Written instruction: Count how many lines in this material contain "長い針の動きで考えます". The answer is that number alone.
==========
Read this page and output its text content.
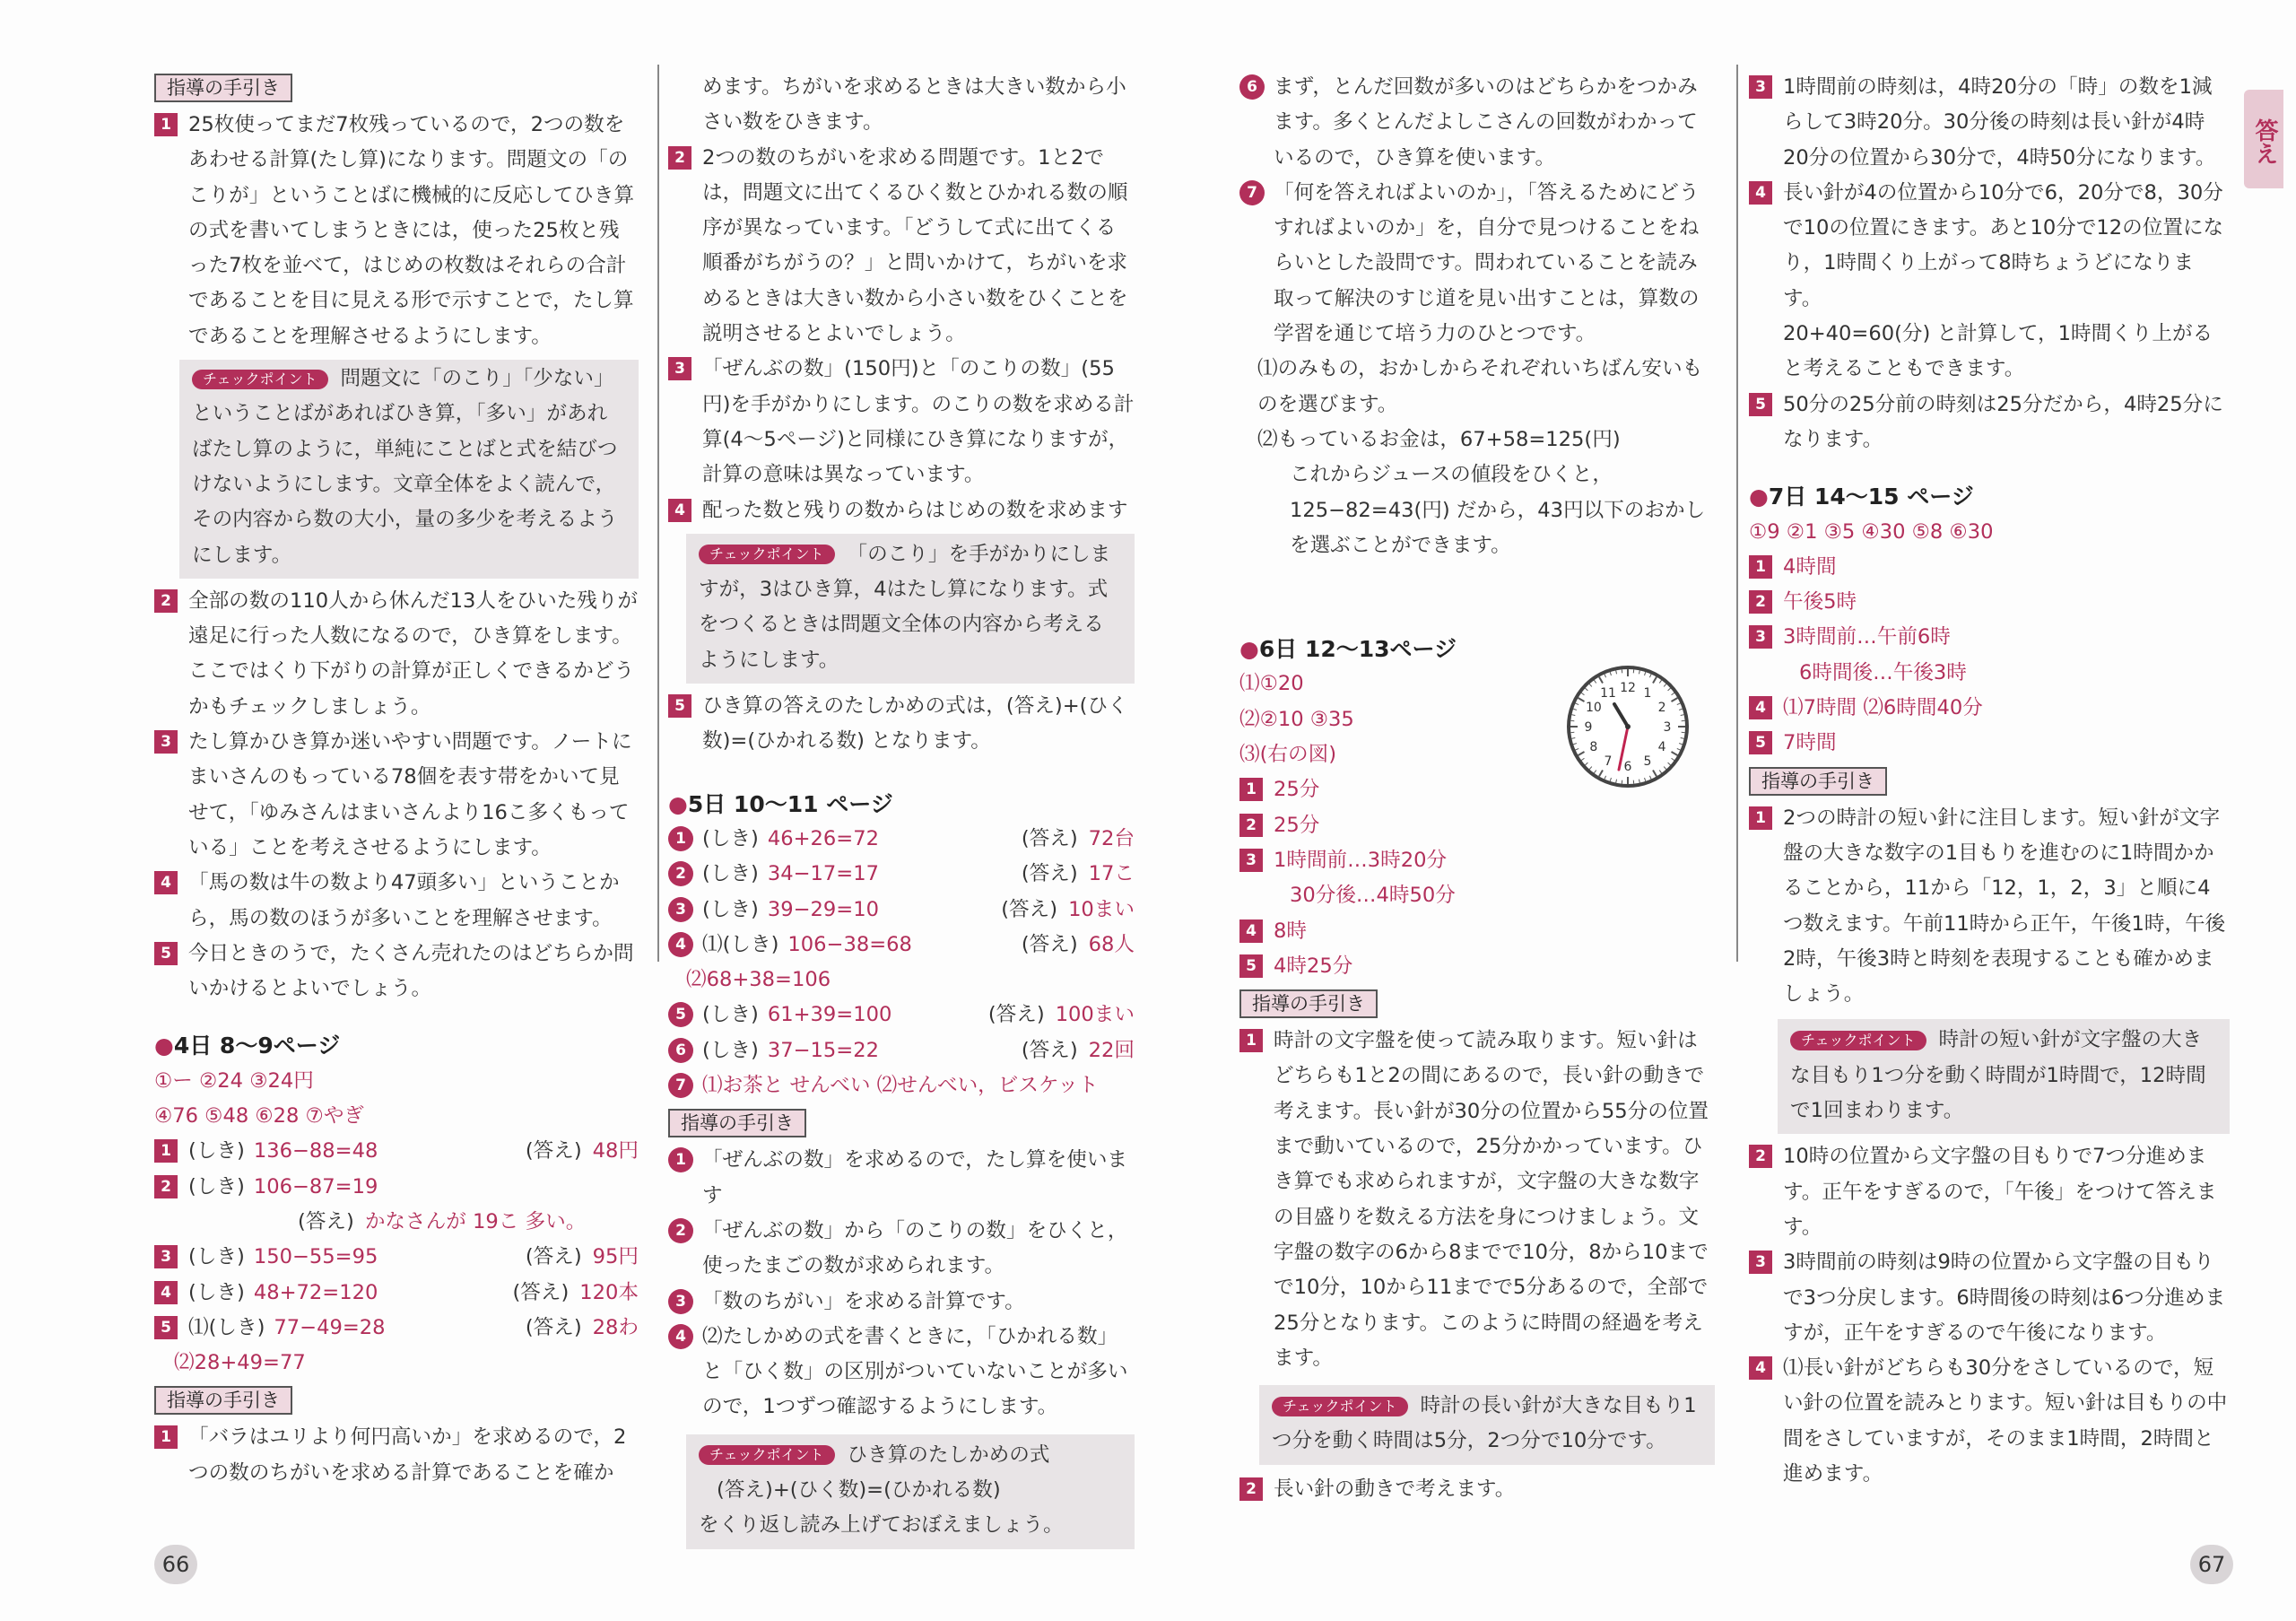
指導の手引き
1 25枚使ってまだ7枚残っているので，2つの数をあわせる計算(たし算)になります。問題文の「のこりが」ということばに機械的に反応してひき算の式を書いてしまうときには，使った25枚と残った7枚を並べて，はじめの枚数はそれらの合計であることを目に見える形で示すことで，たし算であることを理解させるようにします。
チェックポイント 問題文に「のこり」「少ない」ということばがあればひき算，「多い」があればたし算のように，単純にことばと式を結びつけないようにします。文章全体をよく読んで，その内容から数の大小，量の多少を考えるようにします。
2 全部の数の110人から休んだ13人をひいた残りが遠足に行った人数になるので，ひき算をします。ここではくり下がりの計算が正しくできるかどうかもチェックしましょう。
3 たし算かひき算か迷いやすい問題です。ノートにまいさんのもっている78個を表す帯をかいて見せて，「ゆみさんはまいさんより16こ多くもっている」ことを考えさせるようにします。
4 「馬の数は牛の数より47頭多い」ということから，馬の数のほうが多いことを理解させます。
5 今日ときのうで，たくさん売れたのはどちらか問いかけるとよいでしょう。
●4日 8～9ページ
①ー ②24 ③24円
④76 ⑤48 ⑥28 ⑦やぎ
1 (しき) 136−88=48	(答え) 48円
2 (しき) 106−87=19
(答え) かなさんが 19こ 多い。
3 (しき) 150−55=95	(答え) 95円
4 (しき) 48+72=120	(答え) 120本
5 ⑴(しき) 77−49=28	(答え) 28わ
⑵28+49=77
指導の手引き
1 「バラはユリより何円高いか」を求めるので，2つの数のちがいを求める計算であることを確か
めます。ちがいを求めるときは大きい数から小さい数をひきます。
2 2つの数のちがいを求める問題です。1と2では，問題文に出てくるひく数とひかれる数の順序が異なっています。「どうして式に出てくる順番がちがうの？」と問いかけて，ちがいを求めるときは大きい数から小さい数をひくことを説明させるとよいでしょう。
3 「ぜんぶの数」(150円)と「のこりの数」(55円)を手がかりにします。のこりの数を求める計算(4～5ページ)と同様にひき算になりますが，計算の意味は異なっています。
4 配った数と残りの数からはじめの数を求めます
チェックポイント 「のこり」を手がかりにしますが，3はひき算，4はたし算になります。式をつくるときは問題文全体の内容から考えるようにします。
5 ひき算の答えのたしかめの式は，(答え)+(ひく数)=(ひかれる数) となります。
●5日 10～11 ページ
1 (しき) 46+26=72	(答え) 72台
2 (しき) 34−17=17	(答え) 17こ
3 (しき) 39−29=10	(答え) 10まい
4 ⑴(しき) 106−38=68	(答え) 68人
⑵68+38=106
5 (しき) 61+39=100	(答え) 100まい
6 (しき) 37−15=22	(答え) 22回
7 ⑴お茶と せんべい ⑵せんべい，ビスケット
指導の手引き
1 「ぜんぶの数」を求めるので，たし算を使います
2 「ぜんぶの数」から「のこりの数」をひくと，使ったまごの数が求められます。
3 「数のちがい」を求める計算です。
4 ⑵たしかめの式を書くときに，「ひかれる数」と「ひく数」の区別がついていないことが多いので，1つずつ確認するようにします。
チェックポイント ひき算のたしかめの式
(答え)+(ひく数)=(ひかれる数)
をくり返し読み上げておぼえましょう。
66
答え
6 まず，とんだ回数が多いのはどちらかをつかみます。多くとんだよしこさんの回数がわかっているので，ひき算を使います。
7 「何を答えればよいのか」，「答えるためにどうすればよいのか」を，自分で見つけることをねらいとした設問です。問われていることを読み取って解決のすじ道を見い出すことは，算数の学習を通じて培う力のひとつです。
⑴のみもの，おかしからそれぞれいちばん安いものを選びます。
⑵もっているお金は，67+58=125(円)
これからジュースの値段をひくと，
125−82=43(円) だから，43円以下のおかしを選ぶことができます。
●6日 12～13ページ
⑴①20
⑵②10 ③35
⑶(右の図)
1 25分
2 25分
3 1時間前…3時20分
30分後…4時50分
4 8時
5 4時25分
指導の手引き
1 時計の文字盤を使って読み取ります。短い針はどちらも1と2の間にあるので，長い針の動きで考えます。長い針が30分の位置から55分の位置まで動いているので，25分かかっています。ひき算でも求められますが，文字盤の大きな数字の目盛りを数える方法を身につけましょう。文字盤の数字の6から8までで10分，8から10までで10分，10から11までで5分あるので，全部で25分となります。このように時間の経過を考えます。
チェックポイント 時計の長い針が大きな目もり1つ分を動く時間は5分，2つ分で10分です。
2 長い針の動きで考えます。
12 1
2
3
4
5
6
7
8
9
10
11
3 1時間前の時刻は，4時20分の「時」の数を1減らして3時20分。30分後の時刻は長い針が4時20分の位置から30分で，4時50分になります。
4 長い針が4の位置から10分で6，20分で8，30分で10の位置にきます。あと10分で12の位置になり，1時間くり上がって8時ちょうどになります。
20+40=60(分) と計算して，1時間くり上がると考えることもできます。
5 50分の25分前の時刻は25分だから，4時25分になります。
●7日 14～15 ページ
①9 ②1 ③5 ④30 ⑤8 ⑥30
1 4時間
2 午後5時
3 3時間前…午前6時
6時間後…午後3時
4 ⑴7時間 ⑵6時間40分
5 7時間
指導の手引き
1 2つの時計の短い針に注目します。短い針が文字盤の大きな数字の1目もりを進むのに1時間かかることから，11から「12，1，2，3」と順に4つ数えます。午前11時から正午，午後1時，午後2時，午後3時と時刻を表現することも確かめましょう。
チェックポイント 時計の短い針が文字盤の大きな目もり1つ分を動く時間が1時間で，12時間で1回まわります。
2 10時の位置から文字盤の目もりで7つ分進めます。正午をすぎるので，「午後」をつけて答えます。
3 3時間前の時刻は9時の位置から文字盤の目もりで3つ分戻します。6時間後の時刻は6つ分進めますが，正午をすぎるので午後になります。
4 ⑴長い針がどちらも30分をさしているので，短い針の位置を読みとります。短い針は目もりの中間をさしていますが，そのまま1時間，2時間と進めます。
67
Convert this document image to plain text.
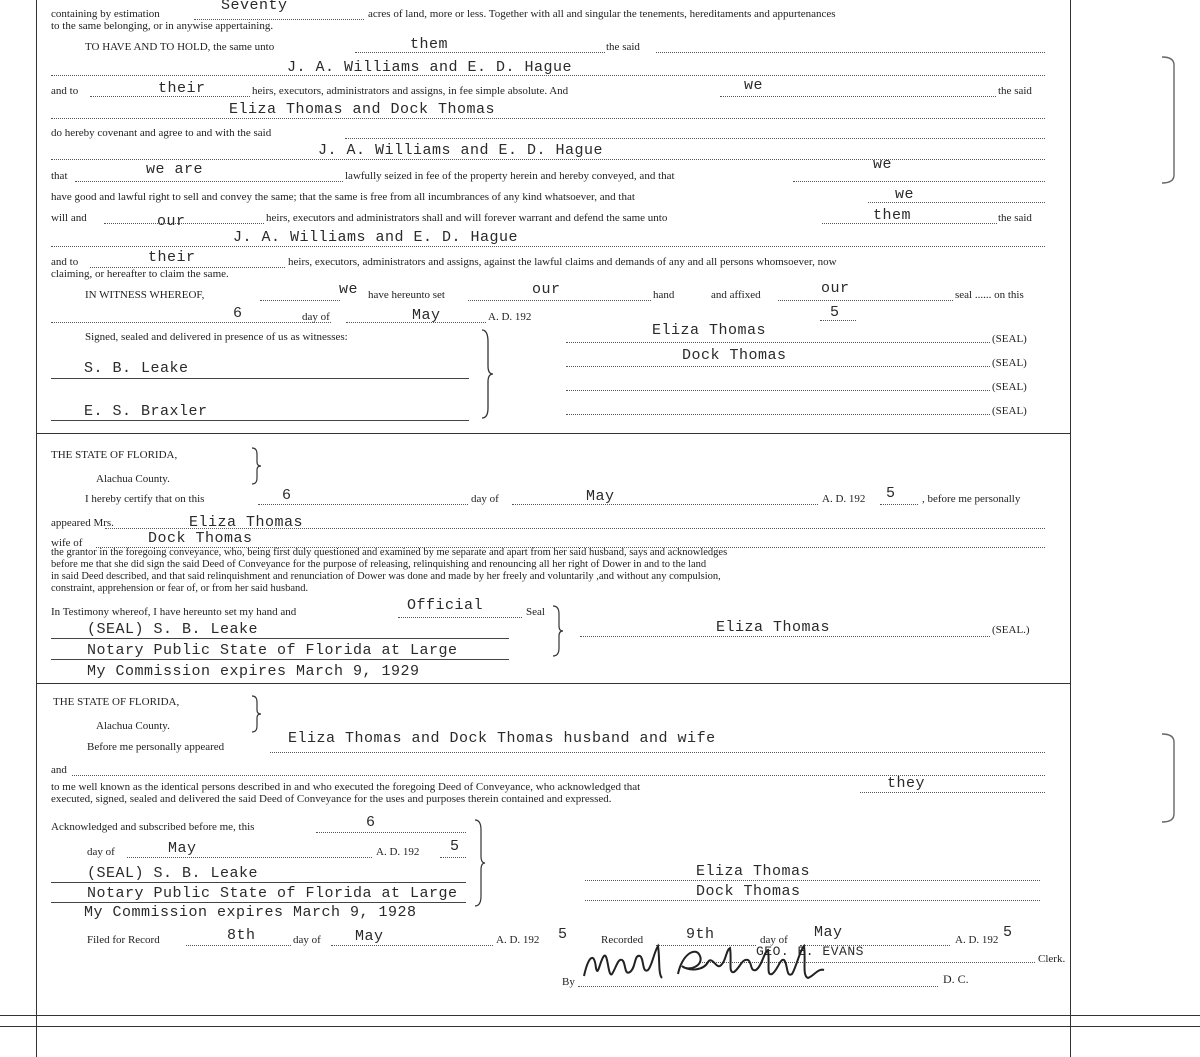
containing by estimation	Seventy	acres of land, more or less. Together with all and singular the tenements, hereditaments and appurtenances
to the same belonging, or in anywise appertaining.
TO HAVE AND TO HOLD, the same unto	them	the said
J. A. Williams and E. D. Hague
and to	their	heirs, executors, administrators and assigns, in fee simple absolute. And	we	the said
Eliza Thomas and Dock Thomas
do hereby covenant and agree to and with the said
J. A. Williams and E. D. Hague
that	we are	lawfully seized in fee of the property herein and hereby conveyed, and that
we
have good and lawful right to sell and convey the same; that the same is free from all incumbrances of any kind whatsoever, and that	we
will and	our	heirs, executors and administrators shall and will forever warrant and defend the same unto	them	the said
J. A. Williams and E. D. Hague
and to	their	heirs, executors, administrators and assigns, against the lawful claims and demands of any and all persons whomsoever, now
claiming, or hereafter to claim the same.
IN WITNESS WHEREOF,	we have hereunto set	our	hand	and affixed	our	seal ...... on this
6	day of	May	A. D. 192	5
Signed, sealed and delivered in presence of us as witnesses:
S. B. Leake
E. S. Braxler
Eliza Thomas	(SEAL)
Dock Thomas	(SEAL)
(SEAL)
(SEAL)
THE STATE OF FLORIDA,
Alachua County.
I hereby certify that on this	6	day of	May	A. D. 192 5 , before me personally
appeared Mrs.	Eliza Thomas
wife of	Dock Thomas
the grantor in the foregoing conveyance, who, being first duly questioned and examined by me separate and apart from her said husband, says and acknowledges
before me that she did sign the said Deed of Conveyance for the purpose of releasing, relinquishing and renouncing all her right of Dower in and to the land
in said Deed described, and that said relinquishment and renunciation of Dower was done and made by her freely and voluntarily ,and without any compulsion,
constraint, apprehension or fear of, or from her said husband.
In Testimony whereof, I have hereunto set my hand and	Official	Seal
(SEAL) S. B. Leake
Notary Public State of Florida at Large
My Commission expires March 9, 1929
Eliza Thomas	(SEAL.)
THE STATE OF FLORIDA,
Alachua County.
Before me personally appeared	Eliza Thomas and Dock Thomas husband and wife
and
to me well known as the identical persons described in and who executed the foregoing Deed of Conveyance, who acknowledged that	they
executed, signed, sealed and delivered the said Deed of Conveyance for the uses and purposes therein contained and expressed.
Acknowledged and subscribed before me, this	6
day of	May	A. D. 192 5
(SEAL) S. B. Leake
Notary Public State of Florida at Large
My Commission expires March 9, 1928
Eliza Thomas
Dock Thomas
Filed for Record	8th	day of May	A. D. 192 5	Recorded	9th	day of May	A. D. 192 5
GEO. E. EVANS	Clerk.
By	D. C.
==========
Solution to this task: 2